• **Given records**

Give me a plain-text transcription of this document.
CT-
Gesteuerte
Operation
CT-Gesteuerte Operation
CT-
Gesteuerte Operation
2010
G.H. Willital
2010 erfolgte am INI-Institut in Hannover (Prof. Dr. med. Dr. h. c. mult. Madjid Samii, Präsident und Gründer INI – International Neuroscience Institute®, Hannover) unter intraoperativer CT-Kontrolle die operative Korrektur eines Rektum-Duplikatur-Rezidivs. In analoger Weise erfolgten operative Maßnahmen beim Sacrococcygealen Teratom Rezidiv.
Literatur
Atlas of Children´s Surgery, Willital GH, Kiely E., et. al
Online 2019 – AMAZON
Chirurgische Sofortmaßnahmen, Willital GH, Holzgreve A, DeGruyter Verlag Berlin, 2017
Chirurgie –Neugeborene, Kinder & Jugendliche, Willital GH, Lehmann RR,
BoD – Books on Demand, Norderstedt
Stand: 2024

• **What is being asked**
Give back all the records exactly as they stand.

• **Solution**
Give me a plain-text transcription of this document.
CT-
Gesteuerte
Operation
CT-Gesteuerte Operation
CT-
Gesteuerte Operation
2010
G.H. Willital
2010 erfolgte am INI-Institut in Hannover (Prof. Dr. med. Dr. h. c. mult. Madjid Samii, Präsident und Gründer INI – International Neuroscience Institute®, Hannover) unter intraoperativer CT-Kontrolle die operative Korrektur eines Rektum-Duplikatur-Rezidivs. In analoger Weise erfolgten operative Maßnahmen beim Sacrococcygealen Teratom Rezidiv.
Literatur
Atlas of Children´s Surgery, Willital GH, Kiely E., et. al
Online 2019 – AMAZON
Chirurgische Sofortmaßnahmen, Willital GH, Holzgreve A, DeGruyter Verlag Berlin, 2017
Chirurgie –Neugeborene, Kinder & Jugendliche, Willital GH, Lehmann RR,
BoD – Books on Demand, Norderstedt
Stand: 2024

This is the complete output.